*WRITTEN REQUEST:*
State how many lines of the entries hold the string "flagella". Reply with the number alone.
________________
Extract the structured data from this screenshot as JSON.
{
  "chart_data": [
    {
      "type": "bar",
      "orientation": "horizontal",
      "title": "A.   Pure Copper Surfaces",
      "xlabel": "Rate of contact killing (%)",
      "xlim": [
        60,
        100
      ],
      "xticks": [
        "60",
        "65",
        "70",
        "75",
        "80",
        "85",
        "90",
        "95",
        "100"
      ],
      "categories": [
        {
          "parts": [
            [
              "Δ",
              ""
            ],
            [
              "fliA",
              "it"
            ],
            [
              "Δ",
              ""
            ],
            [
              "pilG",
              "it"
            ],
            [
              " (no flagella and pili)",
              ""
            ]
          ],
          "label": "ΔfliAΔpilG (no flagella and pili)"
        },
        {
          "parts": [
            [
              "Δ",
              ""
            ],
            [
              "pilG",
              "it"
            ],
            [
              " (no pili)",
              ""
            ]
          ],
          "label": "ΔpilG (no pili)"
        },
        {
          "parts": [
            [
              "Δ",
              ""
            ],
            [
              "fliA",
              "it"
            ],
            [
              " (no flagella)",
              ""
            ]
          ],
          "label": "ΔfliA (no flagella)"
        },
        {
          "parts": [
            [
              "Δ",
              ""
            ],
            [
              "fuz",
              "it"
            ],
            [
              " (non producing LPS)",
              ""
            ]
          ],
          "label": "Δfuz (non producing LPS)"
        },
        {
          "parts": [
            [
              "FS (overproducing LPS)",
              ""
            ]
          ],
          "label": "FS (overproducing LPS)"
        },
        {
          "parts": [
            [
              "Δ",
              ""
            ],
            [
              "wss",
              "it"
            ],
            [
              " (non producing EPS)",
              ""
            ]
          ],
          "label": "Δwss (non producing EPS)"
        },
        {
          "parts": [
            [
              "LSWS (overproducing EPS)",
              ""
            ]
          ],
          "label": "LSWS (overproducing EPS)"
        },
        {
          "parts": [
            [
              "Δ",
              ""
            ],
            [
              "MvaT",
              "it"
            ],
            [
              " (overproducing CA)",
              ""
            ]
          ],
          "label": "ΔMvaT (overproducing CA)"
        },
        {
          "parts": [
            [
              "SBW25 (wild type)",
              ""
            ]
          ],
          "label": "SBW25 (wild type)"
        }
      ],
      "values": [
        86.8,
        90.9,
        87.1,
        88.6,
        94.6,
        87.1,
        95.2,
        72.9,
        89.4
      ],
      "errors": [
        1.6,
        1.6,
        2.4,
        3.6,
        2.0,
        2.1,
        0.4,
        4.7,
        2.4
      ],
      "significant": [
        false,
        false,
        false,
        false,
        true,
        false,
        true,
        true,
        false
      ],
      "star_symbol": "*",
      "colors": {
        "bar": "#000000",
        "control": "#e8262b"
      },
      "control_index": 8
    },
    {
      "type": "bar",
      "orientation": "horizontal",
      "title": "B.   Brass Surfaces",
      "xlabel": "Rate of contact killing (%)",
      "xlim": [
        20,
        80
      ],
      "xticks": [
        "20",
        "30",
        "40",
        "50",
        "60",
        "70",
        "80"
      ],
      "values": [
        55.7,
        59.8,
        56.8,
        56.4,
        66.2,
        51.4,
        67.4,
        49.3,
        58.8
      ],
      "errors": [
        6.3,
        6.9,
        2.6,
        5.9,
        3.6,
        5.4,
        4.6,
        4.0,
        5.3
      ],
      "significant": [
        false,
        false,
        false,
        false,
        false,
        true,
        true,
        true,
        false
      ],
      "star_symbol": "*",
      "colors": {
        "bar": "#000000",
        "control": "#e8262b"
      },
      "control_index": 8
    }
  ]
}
________________
*ANSWER TO THE TASK:*
4